■ REQUIREMENT
Without the pictures, return each record as it appears.

[Items listed in a dataset]

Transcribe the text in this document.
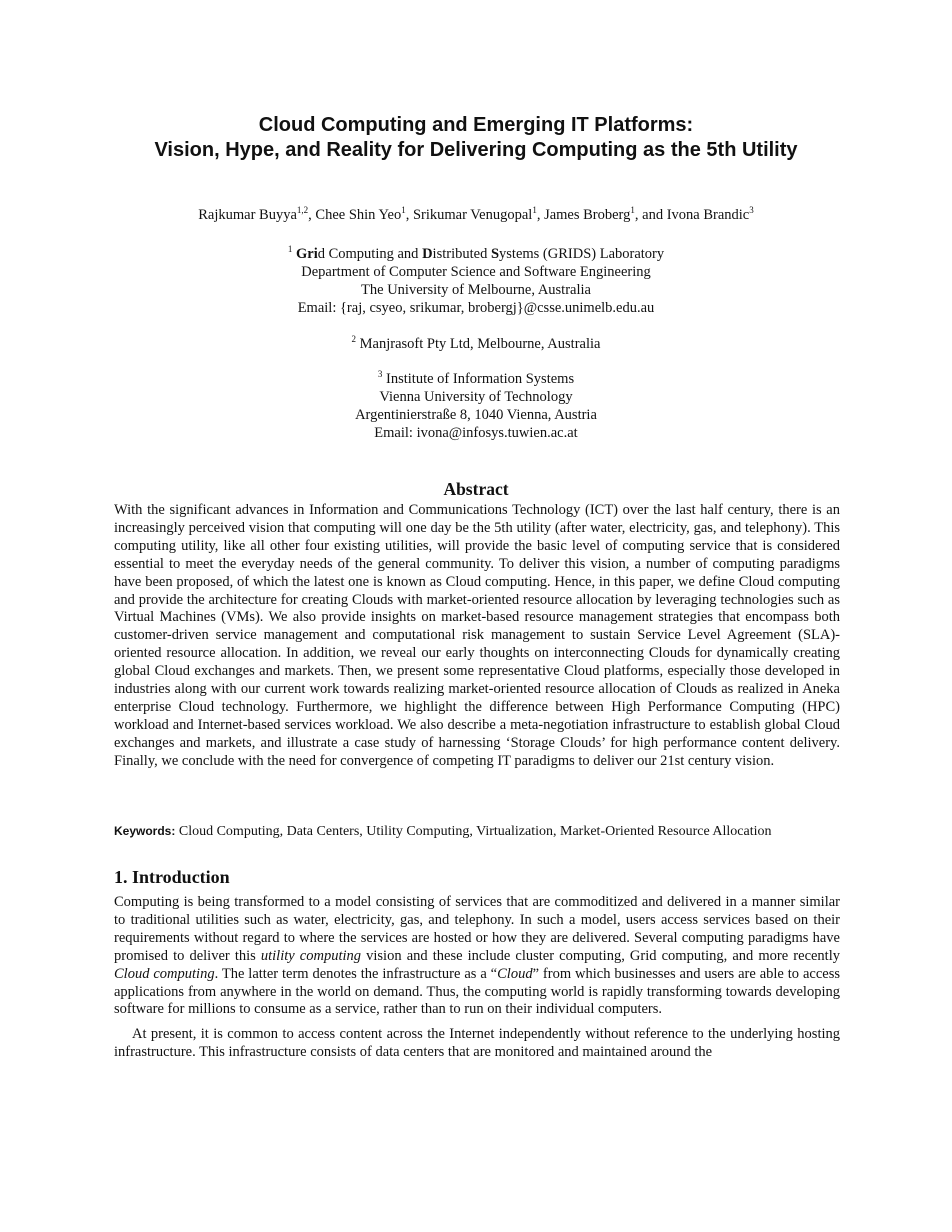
Cloud Computing and Emerging IT Platforms:
Vision, Hype, and Reality for Delivering Computing as the 5th Utility
Rajkumar Buyya$^{1,2}$, Chee Shin Yeo$^1$, Srikumar Venugopal$^1$, James Broberg$^1$, and Ivona Brandic$^3$
$^1$ Grid Computing and Distributed Systems (GRIDS) Laboratory
Department of Computer Science and Software Engineering
The University of Melbourne, Australia
Email: {raj, csyeo, srikumar, brobergj}@csse.unimelb.edu.au
$^2$ Manjrasoft Pty Ltd, Melbourne, Australia
$^3$ Institute of Information Systems
Vienna University of Technology
Argentinierstraße 8, 1040 Vienna, Austria
Email: ivona@infosys.tuwien.ac.at
Abstract

With the significant advances in Information and Communications Technology (ICT) over the last half century, there is an increasingly perceived vision that computing will one day be the 5th utility (after water, electricity, gas, and telephony). This computing utility, like all other four existing utilities, will provide the basic level of computing service that is considered essential to meet the everyday needs of the general community. To deliver this vision, a number of computing paradigms have been proposed, of which the latest one is known as Cloud computing. Hence, in this paper, we define Cloud computing and provide the architecture for creating Clouds with market-oriented resource allocation by leveraging technologies such as Virtual Machines (VMs). We also provide insights on market-based resource management strategies that encompass both customer-driven service management and computational risk management to sustain Service Level Agreement (SLA)-oriented resource allocation. In addition, we reveal our early thoughts on interconnecting Clouds for dynamically creating global Cloud exchanges and markets. Then, we present some representative Cloud platforms, especially those developed in industries along with our current work towards realizing market-oriented resource allocation of Clouds as realized in Aneka enterprise Cloud technology. Furthermore, we highlight the difference between High Performance Computing (HPC) workload and Internet-based services workload. We also describe a meta-negotiation infrastructure to establish global Cloud exchanges and markets, and illustrate a case study of harnessing ‘Storage Clouds’ for high performance content delivery. Finally, we conclude with the need for convergence of competing IT paradigms to deliver our 21st century vision.

Keywords: Cloud Computing, Data Centers, Utility Computing, Virtualization, Market-Oriented Resource Allocation
1. Introduction

Computing is being transformed to a model consisting of services that are commoditized and delivered in a manner similar to traditional utilities such as water, electricity, gas, and telephony. In such a model, users access services based on their requirements without regard to where the services are hosted or how they are delivered. Several computing paradigms have promised to deliver this utility computing vision and these include cluster computing, Grid computing, and more recently Cloud computing. The latter term denotes the infrastructure as a “Cloud” from which businesses and users are able to access applications from anywhere in the world on demand. Thus, the computing world is rapidly transforming towards developing software for millions to consume as a service, rather than to run on their individual computers.

At present, it is common to access content across the Internet independently without reference to the underlying hosting infrastructure. This infrastructure consists of data centers that are monitored and maintained around the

■ FINAL RESULT
Transcribe the text in this document.
Cloud Computing and Emerging IT Platforms:
Vision, Hype, and Reality for Delivering Computing as the 5th Utility
Rajkumar Buyya$^{1,2}$, Chee Shin Yeo$^1$, Srikumar Venugopal$^1$, James Broberg$^1$, and Ivona Brandic$^3$
$^1$ Grid Computing and Distributed Systems (GRIDS) Laboratory
Department of Computer Science and Software Engineering
The University of Melbourne, Australia
Email: {raj, csyeo, srikumar, brobergj}@csse.unimelb.edu.au
$^2$ Manjrasoft Pty Ltd, Melbourne, Australia
$^3$ Institute of Information Systems
Vienna University of Technology
Argentinierstraße 8, 1040 Vienna, Austria
Email: ivona@infosys.tuwien.ac.at
Abstract

With the significant advances in Information and Communications Technology (ICT) over the last half century, there is an increasingly perceived vision that computing will one day be the 5th utility (after water, electricity, gas, and telephony). This computing utility, like all other four existing utilities, will provide the basic level of computing service that is considered essential to meet the everyday needs of the general community. To deliver this vision, a number of computing paradigms have been proposed, of which the latest one is known as Cloud computing. Hence, in this paper, we define Cloud computing and provide the architecture for creating Clouds with market-oriented resource allocation by leveraging technologies such as Virtual Machines (VMs). We also provide insights on market-based resource management strategies that encompass both customer-driven service management and computational risk management to sustain Service Level Agreement (SLA)-oriented resource allocation. In addition, we reveal our early thoughts on interconnecting Clouds for dynamically creating global Cloud exchanges and markets. Then, we present some representative Cloud platforms, especially those developed in industries along with our current work towards realizing market-oriented resource allocation of Clouds as realized in Aneka enterprise Cloud technology. Furthermore, we highlight the difference between High Performance Computing (HPC) workload and Internet-based services workload. We also describe a meta-negotiation infrastructure to establish global Cloud exchanges and markets, and illustrate a case study of harnessing ‘Storage Clouds’ for high performance content delivery. Finally, we conclude with the need for convergence of competing IT paradigms to deliver our 21st century vision.

Keywords: Cloud Computing, Data Centers, Utility Computing, Virtualization, Market-Oriented Resource Allocation
1. Introduction

Computing is being transformed to a model consisting of services that are commoditized and delivered in a manner similar to traditional utilities such as water, electricity, gas, and telephony. In such a model, users access services based on their requirements without regard to where the services are hosted or how they are delivered. Several computing paradigms have promised to deliver this utility computing vision and these include cluster computing, Grid computing, and more recently Cloud computing. The latter term denotes the infrastructure as a “Cloud” from which businesses and users are able to access applications from anywhere in the world on demand. Thus, the computing world is rapidly transforming towards developing software for millions to consume as a service, rather than to run on their individual computers.

At present, it is common to access content across the Internet independently without reference to the underlying hosting infrastructure. This infrastructure consists of data centers that are monitored and maintained around the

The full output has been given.